Pick out each line in the records below that contains the string "陈氏鞋业", and copy those lines.
-- Begin Source material --
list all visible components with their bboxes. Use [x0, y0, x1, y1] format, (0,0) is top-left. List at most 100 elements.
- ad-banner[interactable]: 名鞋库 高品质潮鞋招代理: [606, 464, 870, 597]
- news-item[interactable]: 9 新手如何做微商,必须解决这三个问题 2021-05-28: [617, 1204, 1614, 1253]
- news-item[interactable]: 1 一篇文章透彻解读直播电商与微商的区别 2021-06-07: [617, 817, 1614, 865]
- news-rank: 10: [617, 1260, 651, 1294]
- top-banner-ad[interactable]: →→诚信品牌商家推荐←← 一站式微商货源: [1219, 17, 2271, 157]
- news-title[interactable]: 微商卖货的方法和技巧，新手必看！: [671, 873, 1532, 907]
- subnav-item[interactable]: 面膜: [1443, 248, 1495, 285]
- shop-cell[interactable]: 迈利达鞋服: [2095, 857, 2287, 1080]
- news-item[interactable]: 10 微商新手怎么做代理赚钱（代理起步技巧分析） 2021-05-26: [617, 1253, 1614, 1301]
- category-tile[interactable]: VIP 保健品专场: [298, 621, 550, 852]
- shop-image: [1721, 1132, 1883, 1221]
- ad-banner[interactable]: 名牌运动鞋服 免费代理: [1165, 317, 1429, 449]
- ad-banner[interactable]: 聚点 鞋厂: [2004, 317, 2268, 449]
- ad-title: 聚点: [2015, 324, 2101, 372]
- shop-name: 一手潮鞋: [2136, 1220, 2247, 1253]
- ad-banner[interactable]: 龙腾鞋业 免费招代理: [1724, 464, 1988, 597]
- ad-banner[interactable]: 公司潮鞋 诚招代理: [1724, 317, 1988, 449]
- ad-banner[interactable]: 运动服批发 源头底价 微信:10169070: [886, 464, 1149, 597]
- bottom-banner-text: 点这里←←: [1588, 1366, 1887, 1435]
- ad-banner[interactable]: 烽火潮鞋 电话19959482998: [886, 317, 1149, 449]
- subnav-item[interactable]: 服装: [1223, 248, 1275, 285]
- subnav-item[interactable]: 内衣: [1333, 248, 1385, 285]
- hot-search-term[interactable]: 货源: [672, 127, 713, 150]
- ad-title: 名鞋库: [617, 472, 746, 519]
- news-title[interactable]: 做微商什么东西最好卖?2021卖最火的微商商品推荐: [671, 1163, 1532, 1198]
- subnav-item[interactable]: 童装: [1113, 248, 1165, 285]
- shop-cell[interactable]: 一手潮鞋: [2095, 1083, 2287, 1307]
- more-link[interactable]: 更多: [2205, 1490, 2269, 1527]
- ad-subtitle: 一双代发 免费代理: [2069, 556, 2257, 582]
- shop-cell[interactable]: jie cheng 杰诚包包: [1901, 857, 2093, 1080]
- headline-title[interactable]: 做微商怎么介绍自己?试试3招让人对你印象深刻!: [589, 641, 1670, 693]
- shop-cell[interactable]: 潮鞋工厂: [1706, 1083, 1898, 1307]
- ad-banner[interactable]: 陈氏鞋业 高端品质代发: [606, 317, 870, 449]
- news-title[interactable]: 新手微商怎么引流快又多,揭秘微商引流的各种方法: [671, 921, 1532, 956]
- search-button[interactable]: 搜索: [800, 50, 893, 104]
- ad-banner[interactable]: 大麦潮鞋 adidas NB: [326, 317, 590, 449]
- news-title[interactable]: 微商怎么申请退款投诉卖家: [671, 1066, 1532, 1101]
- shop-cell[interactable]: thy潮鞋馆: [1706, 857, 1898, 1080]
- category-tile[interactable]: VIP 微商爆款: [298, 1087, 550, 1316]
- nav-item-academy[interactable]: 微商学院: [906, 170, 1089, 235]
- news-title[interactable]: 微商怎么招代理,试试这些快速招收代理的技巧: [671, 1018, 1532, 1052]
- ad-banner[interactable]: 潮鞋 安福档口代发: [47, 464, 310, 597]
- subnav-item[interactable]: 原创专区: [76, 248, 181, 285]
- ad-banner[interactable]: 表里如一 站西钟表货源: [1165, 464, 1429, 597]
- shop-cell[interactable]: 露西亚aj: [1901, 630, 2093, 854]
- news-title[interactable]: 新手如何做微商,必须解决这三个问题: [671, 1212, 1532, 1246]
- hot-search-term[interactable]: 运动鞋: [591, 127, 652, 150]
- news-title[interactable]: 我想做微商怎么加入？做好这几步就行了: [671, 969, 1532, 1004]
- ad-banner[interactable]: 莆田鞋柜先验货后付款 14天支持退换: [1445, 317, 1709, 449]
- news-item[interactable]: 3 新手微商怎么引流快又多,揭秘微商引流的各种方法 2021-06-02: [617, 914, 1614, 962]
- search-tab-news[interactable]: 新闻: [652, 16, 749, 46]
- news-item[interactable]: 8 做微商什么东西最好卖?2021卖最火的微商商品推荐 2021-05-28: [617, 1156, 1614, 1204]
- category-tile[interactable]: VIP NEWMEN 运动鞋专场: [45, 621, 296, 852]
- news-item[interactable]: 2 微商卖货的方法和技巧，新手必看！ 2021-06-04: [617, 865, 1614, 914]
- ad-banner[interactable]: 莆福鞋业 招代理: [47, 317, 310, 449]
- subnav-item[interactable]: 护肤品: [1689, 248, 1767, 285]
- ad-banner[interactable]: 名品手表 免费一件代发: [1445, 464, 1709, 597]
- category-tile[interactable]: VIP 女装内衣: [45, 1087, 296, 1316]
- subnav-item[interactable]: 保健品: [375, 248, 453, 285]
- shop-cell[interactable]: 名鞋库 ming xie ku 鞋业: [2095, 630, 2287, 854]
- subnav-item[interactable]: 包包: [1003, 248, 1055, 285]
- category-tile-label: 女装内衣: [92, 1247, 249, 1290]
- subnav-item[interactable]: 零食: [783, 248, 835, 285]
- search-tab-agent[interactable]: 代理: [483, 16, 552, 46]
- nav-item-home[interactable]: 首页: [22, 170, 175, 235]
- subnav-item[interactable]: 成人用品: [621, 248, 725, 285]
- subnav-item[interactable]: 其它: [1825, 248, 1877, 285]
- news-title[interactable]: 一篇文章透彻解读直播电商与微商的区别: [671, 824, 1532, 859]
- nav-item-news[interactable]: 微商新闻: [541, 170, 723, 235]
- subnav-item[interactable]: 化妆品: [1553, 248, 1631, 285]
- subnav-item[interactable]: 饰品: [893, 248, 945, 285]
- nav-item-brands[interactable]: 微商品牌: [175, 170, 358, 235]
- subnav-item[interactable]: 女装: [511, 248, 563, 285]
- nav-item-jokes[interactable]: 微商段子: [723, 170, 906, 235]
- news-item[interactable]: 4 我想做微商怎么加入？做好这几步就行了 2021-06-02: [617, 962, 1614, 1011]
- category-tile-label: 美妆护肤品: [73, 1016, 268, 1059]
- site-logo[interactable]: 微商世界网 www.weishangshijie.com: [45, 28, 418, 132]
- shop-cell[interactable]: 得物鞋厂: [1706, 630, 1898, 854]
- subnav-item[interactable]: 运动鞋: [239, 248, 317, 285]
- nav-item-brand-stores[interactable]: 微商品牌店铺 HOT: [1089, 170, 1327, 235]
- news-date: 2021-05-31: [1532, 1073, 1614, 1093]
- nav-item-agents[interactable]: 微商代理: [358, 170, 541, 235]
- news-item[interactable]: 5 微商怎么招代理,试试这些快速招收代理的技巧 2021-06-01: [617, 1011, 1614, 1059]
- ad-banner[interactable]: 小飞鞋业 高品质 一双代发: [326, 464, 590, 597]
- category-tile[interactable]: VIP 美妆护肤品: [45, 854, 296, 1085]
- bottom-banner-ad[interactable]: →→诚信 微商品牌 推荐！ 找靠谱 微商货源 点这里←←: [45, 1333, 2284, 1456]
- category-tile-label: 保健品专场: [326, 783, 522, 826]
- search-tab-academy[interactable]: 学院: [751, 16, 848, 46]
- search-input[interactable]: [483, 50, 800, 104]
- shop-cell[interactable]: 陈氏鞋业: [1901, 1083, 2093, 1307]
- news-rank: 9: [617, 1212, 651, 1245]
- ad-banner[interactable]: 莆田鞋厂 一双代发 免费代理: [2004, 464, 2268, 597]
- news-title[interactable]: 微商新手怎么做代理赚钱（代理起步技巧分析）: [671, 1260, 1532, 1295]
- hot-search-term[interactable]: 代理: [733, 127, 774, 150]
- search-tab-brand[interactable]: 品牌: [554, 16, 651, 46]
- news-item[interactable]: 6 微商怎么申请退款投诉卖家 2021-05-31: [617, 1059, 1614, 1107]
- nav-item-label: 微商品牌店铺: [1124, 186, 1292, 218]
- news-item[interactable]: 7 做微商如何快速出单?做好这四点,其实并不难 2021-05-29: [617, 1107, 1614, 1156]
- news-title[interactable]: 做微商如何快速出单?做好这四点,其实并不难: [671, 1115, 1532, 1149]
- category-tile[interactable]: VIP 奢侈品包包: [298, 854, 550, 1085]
-- End Source material --
### Completed exercise
- ad-banner[interactable]: 陈氏鞋业 高端品质代发: [606, 317, 870, 449]
- shop-cell[interactable]: 陈氏鞋业: [1901, 1083, 2093, 1307]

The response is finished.